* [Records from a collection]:
⁂

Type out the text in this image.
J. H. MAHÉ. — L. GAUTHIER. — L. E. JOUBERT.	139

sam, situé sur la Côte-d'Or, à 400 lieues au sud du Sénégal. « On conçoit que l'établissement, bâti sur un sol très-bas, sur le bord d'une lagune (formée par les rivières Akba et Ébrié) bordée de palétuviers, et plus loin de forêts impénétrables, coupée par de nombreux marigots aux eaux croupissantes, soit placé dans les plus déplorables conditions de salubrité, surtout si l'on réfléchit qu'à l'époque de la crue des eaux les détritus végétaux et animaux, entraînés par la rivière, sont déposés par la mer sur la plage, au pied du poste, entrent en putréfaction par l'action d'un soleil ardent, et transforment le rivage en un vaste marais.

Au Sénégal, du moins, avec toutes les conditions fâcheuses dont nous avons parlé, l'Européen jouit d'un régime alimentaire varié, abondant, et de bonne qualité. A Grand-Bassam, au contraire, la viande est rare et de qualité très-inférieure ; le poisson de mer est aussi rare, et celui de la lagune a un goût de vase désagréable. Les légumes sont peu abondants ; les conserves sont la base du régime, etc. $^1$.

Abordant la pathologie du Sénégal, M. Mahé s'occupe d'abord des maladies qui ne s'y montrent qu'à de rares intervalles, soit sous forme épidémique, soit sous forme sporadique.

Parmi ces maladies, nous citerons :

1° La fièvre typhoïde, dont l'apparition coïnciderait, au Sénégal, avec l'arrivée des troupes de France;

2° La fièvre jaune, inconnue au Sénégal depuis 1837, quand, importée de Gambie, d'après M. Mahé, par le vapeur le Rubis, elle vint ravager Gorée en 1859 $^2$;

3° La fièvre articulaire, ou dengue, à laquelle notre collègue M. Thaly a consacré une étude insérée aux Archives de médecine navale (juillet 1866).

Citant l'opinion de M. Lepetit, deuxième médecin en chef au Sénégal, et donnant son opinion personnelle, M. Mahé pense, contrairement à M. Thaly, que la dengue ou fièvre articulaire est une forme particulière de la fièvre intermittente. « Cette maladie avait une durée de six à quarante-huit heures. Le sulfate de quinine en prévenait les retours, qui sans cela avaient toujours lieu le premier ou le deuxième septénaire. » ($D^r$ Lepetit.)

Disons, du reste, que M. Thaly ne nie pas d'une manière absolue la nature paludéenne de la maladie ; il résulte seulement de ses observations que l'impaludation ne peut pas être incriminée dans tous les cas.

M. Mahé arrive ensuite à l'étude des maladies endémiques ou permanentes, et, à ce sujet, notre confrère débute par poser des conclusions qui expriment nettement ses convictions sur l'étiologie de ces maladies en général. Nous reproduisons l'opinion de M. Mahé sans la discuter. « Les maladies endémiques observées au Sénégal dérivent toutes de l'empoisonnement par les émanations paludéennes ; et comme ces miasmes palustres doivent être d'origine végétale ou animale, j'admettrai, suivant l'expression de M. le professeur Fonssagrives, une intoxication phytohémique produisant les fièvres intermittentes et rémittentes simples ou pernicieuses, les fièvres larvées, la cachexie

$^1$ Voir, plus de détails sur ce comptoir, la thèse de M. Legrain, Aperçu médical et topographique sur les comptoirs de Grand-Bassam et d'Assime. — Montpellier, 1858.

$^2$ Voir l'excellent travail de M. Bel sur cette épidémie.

⁂

* [Task to carry out]: Copy out each line in the preceding records that contains "Voir".

* [Final result]:
$^1$ Voir, plus de détails sur ce comptoir, la thèse de M. Legrain, Aperçu médical et topographique sur les comptoirs de Grand-Bassam et d'Assime. — Montpellier, 1858.
$^2$ Voir l'excellent travail de M. Bel sur cette épidémie.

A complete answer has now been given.